Update the data from its first line through the line containing "reference-author: von Erven, Eugène: [112, 31, 155, 37]", changing "bounding box" to "enclosing box" and leaving everything else unchanged.

::::::

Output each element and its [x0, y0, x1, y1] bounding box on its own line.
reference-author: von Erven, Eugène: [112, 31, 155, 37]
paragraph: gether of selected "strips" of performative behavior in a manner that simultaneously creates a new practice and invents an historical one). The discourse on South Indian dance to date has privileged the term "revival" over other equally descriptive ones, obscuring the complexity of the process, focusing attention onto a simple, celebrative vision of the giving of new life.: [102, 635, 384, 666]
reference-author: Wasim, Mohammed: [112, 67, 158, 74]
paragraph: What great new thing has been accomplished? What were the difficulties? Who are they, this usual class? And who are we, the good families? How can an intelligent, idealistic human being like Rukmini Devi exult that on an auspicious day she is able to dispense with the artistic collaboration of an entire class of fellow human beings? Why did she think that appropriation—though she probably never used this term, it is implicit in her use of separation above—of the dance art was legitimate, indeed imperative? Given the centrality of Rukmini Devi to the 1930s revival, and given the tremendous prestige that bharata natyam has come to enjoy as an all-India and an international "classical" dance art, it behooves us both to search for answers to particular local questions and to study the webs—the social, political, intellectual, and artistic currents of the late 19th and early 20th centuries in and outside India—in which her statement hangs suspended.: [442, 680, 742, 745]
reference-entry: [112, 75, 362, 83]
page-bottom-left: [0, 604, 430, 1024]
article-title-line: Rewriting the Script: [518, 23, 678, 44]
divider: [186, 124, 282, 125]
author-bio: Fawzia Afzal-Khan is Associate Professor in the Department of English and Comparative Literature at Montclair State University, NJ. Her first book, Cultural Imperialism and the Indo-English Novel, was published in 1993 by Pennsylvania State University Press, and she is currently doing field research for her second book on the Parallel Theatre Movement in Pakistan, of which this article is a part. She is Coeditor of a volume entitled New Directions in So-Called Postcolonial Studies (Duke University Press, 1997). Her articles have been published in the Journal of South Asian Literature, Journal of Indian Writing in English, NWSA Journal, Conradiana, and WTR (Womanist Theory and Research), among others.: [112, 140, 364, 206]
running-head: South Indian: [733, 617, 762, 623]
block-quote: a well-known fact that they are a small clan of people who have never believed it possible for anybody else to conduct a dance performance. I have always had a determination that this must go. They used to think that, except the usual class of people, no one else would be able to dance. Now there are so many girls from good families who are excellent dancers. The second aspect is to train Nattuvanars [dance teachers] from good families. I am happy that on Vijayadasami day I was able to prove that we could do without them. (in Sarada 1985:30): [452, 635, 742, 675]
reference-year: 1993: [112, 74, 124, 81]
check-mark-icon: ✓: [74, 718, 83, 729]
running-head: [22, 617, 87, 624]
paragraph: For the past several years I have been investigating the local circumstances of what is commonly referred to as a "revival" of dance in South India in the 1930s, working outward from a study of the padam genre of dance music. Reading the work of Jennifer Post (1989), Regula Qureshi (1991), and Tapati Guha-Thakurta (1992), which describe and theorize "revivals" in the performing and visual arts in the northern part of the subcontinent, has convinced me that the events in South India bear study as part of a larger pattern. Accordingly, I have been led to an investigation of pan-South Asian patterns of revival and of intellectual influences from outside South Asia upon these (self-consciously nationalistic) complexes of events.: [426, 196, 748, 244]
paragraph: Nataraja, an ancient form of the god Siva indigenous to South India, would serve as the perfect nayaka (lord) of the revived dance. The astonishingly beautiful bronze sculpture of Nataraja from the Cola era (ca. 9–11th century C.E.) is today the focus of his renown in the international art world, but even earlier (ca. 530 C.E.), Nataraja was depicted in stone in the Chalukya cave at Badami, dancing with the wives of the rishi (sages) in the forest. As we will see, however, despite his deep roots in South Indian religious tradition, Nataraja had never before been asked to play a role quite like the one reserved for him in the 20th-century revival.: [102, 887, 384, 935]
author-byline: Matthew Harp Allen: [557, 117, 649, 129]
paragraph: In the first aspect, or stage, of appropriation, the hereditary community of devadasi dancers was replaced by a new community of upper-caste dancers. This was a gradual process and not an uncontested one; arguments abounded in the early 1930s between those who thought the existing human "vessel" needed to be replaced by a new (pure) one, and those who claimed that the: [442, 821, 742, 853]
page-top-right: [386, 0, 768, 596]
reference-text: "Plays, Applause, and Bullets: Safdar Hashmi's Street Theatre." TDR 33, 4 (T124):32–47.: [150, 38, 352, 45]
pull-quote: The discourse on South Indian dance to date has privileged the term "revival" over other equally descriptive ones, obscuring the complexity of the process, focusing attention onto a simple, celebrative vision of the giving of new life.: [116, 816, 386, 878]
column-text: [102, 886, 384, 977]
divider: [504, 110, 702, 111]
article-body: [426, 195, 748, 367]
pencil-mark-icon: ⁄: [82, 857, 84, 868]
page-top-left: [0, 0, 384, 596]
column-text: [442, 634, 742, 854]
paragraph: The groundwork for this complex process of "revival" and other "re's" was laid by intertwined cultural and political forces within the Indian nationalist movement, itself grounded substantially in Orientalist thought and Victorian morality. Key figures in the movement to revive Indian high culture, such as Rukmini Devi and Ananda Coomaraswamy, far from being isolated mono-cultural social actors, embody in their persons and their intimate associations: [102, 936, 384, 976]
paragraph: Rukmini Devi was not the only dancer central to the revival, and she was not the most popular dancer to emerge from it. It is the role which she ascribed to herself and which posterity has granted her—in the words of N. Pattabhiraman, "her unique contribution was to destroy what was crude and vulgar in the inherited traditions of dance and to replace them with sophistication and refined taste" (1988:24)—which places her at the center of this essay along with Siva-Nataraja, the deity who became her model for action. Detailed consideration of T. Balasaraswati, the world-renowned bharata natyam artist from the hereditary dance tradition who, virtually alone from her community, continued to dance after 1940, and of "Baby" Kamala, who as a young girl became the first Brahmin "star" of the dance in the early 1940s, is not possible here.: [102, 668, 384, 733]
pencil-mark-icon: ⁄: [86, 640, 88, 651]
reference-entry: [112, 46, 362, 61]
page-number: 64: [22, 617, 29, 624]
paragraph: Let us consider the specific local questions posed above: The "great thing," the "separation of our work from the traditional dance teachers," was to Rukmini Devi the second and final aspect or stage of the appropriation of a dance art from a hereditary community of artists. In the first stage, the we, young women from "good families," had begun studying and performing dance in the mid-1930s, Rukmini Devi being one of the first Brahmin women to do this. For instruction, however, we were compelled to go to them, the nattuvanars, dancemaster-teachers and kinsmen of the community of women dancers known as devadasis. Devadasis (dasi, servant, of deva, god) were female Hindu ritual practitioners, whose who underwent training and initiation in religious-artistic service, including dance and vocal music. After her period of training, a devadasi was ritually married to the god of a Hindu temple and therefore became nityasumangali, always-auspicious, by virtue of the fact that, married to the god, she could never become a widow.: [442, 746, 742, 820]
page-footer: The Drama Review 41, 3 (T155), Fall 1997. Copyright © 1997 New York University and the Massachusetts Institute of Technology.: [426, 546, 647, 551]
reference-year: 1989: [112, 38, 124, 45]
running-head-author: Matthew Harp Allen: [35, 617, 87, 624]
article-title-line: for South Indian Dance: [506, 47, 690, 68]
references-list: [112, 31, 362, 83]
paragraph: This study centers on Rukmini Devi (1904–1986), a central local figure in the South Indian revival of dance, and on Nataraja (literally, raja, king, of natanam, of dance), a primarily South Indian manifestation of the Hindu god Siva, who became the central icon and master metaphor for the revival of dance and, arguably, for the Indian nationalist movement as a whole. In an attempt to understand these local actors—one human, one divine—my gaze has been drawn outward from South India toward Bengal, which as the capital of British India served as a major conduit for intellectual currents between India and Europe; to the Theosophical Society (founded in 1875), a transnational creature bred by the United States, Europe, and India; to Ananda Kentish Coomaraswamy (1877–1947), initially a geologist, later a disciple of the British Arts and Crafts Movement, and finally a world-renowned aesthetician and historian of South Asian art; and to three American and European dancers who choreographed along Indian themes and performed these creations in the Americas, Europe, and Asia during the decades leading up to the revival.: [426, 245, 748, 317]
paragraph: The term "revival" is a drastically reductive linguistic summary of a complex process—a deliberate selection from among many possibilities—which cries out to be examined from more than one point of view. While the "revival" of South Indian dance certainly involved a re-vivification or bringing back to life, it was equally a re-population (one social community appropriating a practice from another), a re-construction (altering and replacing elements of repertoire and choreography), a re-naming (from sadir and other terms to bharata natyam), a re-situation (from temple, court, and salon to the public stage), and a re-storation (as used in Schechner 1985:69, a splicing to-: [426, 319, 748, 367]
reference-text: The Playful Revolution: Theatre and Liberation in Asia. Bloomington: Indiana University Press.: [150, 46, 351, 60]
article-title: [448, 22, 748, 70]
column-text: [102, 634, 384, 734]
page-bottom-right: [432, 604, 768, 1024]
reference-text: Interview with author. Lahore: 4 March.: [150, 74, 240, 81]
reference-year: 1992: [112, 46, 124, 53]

::::::

## Solution for this exercise
Output each element and its [x0, y0, x1, y1] enclosing box on its own line.
reference-author: von Erven, Eugène: [112, 31, 155, 37]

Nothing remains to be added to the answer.